The data must be written out once more, precisely as given.

>>>

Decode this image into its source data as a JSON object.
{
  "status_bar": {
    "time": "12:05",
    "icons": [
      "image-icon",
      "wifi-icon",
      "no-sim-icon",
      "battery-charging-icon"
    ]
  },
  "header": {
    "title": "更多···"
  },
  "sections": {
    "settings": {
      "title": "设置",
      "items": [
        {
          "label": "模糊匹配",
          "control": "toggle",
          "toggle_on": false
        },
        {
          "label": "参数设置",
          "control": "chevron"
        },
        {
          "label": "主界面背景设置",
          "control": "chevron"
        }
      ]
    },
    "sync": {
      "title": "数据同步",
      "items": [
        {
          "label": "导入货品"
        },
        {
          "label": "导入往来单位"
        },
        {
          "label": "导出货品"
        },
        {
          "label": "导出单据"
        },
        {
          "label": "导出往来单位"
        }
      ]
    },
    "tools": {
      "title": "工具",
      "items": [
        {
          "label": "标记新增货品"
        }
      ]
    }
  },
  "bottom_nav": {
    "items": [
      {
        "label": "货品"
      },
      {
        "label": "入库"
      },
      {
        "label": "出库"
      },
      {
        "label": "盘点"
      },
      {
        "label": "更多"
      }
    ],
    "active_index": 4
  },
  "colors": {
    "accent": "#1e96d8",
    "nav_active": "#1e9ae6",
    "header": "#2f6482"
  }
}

<<<

:: Final result ::
Decode this image into its source data as a JSON object.
{
  "status_bar": {
    "time": "12:05",
    "icons": [
      "image-icon",
      "wifi-icon",
      "no-sim-icon",
      "battery-charging-icon"
    ]
  },
  "header": {
    "title": "更多···"
  },
  "sections": {
    "settings": {
      "title": "设置",
      "items": [
        {
          "label": "模糊匹配",
          "control": "toggle",
          "toggle_on": false
        },
        {
          "label": "参数设置",
          "control": "chevron"
        },
        {
          "label": "主界面背景设置",
          "control": "chevron"
        }
      ]
    },
    "sync": {
      "title": "数据同步",
      "items": [
        {
          "label": "导入货品"
        },
        {
          "label": "导入往来单位"
        },
        {
          "label": "导出货品"
        },
        {
          "label": "导出单据"
        },
        {
          "label": "导出往来单位"
        }
      ]
    },
    "tools": {
      "title": "工具",
      "items": [
        {
          "label": "标记新增货品"
        }
      ]
    }
  },
  "bottom_nav": {
    "items": [
      {
        "label": "货品"
      },
      {
        "label": "入库"
      },
      {
        "label": "出库"
      },
      {
        "label": "盘点"
      },
      {
        "label": "更多"
      }
    ],
    "active_index": 4
  },
  "colors": {
    "accent": "#1e96d8",
    "nav_active": "#1e9ae6",
    "header": "#2f6482"
  }
}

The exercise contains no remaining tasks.